(Stored entries)
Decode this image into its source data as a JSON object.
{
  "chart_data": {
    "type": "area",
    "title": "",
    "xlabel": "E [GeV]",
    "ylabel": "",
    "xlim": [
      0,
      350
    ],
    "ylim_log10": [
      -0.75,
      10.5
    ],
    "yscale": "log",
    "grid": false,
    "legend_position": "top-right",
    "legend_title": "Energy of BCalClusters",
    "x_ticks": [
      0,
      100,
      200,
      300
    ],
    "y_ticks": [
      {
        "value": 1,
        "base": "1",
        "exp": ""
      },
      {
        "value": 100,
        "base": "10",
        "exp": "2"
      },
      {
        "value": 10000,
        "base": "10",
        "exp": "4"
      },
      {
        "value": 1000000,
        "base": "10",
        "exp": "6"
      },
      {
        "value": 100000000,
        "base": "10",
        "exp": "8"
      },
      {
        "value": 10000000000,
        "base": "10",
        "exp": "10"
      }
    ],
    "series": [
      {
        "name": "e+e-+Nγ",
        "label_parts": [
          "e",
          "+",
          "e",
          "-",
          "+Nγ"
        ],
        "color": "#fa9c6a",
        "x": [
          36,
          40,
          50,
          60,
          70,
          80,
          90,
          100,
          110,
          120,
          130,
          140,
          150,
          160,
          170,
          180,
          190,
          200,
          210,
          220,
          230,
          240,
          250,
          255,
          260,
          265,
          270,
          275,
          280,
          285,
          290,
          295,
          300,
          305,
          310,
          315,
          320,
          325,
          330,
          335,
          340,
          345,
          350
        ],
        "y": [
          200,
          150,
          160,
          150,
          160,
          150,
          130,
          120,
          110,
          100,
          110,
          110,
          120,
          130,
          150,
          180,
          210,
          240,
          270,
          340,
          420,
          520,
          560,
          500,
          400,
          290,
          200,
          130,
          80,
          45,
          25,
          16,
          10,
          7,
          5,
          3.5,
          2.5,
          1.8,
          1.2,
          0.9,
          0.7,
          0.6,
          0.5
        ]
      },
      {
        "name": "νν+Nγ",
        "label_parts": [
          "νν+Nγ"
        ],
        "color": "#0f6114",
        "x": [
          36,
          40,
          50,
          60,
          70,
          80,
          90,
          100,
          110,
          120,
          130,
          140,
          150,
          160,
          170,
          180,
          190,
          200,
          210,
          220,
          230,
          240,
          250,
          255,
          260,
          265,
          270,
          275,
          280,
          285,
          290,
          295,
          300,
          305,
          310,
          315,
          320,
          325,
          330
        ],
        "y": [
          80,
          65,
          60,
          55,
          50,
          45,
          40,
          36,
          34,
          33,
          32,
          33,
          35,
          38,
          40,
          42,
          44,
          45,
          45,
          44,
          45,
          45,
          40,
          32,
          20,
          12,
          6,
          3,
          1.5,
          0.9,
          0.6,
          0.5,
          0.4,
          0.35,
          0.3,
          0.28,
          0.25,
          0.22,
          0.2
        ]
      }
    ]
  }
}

TASK ::
Set every line of the listing down word for word.

WRITTEN SOLUTION ::
Decode this image into its source data as a JSON object.
{
  "chart_data": {
    "type": "area",
    "title": "",
    "xlabel": "E [GeV]",
    "ylabel": "",
    "xlim": [
      0,
      350
    ],
    "ylim_log10": [
      -0.75,
      10.5
    ],
    "yscale": "log",
    "grid": false,
    "legend_position": "top-right",
    "legend_title": "Energy of BCalClusters",
    "x_ticks": [
      0,
      100,
      200,
      300
    ],
    "y_ticks": [
      {
        "value": 1,
        "base": "1",
        "exp": ""
      },
      {
        "value": 100,
        "base": "10",
        "exp": "2"
      },
      {
        "value": 10000,
        "base": "10",
        "exp": "4"
      },
      {
        "value": 1000000,
        "base": "10",
        "exp": "6"
      },
      {
        "value": 100000000,
        "base": "10",
        "exp": "8"
      },
      {
        "value": 10000000000,
        "base": "10",
        "exp": "10"
      }
    ],
    "series": [
      {
        "name": "e+e-+Nγ",
        "label_parts": [
          "e",
          "+",
          "e",
          "-",
          "+Nγ"
        ],
        "color": "#fa9c6a",
        "x": [
          36,
          40,
          50,
          60,
          70,
          80,
          90,
          100,
          110,
          120,
          130,
          140,
          150,
          160,
          170,
          180,
          190,
          200,
          210,
          220,
          230,
          240,
          250,
          255,
          260,
          265,
          270,
          275,
          280,
          285,
          290,
          295,
          300,
          305,
          310,
          315,
          320,
          325,
          330,
          335,
          340,
          345,
          350
        ],
        "y": [
          200,
          150,
          160,
          150,
          160,
          150,
          130,
          120,
          110,
          100,
          110,
          110,
          120,
          130,
          150,
          180,
          210,
          240,
          270,
          340,
          420,
          520,
          560,
          500,
          400,
          290,
          200,
          130,
          80,
          45,
          25,
          16,
          10,
          7,
          5,
          3.5,
          2.5,
          1.8,
          1.2,
          0.9,
          0.7,
          0.6,
          0.5
        ]
      },
      {
        "name": "νν+Nγ",
        "label_parts": [
          "νν+Nγ"
        ],
        "color": "#0f6114",
        "x": [
          36,
          40,
          50,
          60,
          70,
          80,
          90,
          100,
          110,
          120,
          130,
          140,
          150,
          160,
          170,
          180,
          190,
          200,
          210,
          220,
          230,
          240,
          250,
          255,
          260,
          265,
          270,
          275,
          280,
          285,
          290,
          295,
          300,
          305,
          310,
          315,
          320,
          325,
          330
        ],
        "y": [
          80,
          65,
          60,
          55,
          50,
          45,
          40,
          36,
          34,
          33,
          32,
          33,
          35,
          38,
          40,
          42,
          44,
          45,
          45,
          44,
          45,
          45,
          40,
          32,
          20,
          12,
          6,
          3,
          1.5,
          0.9,
          0.6,
          0.5,
          0.4,
          0.35,
          0.3,
          0.28,
          0.25,
          0.22,
          0.2
        ]
      }
    ]
  }
}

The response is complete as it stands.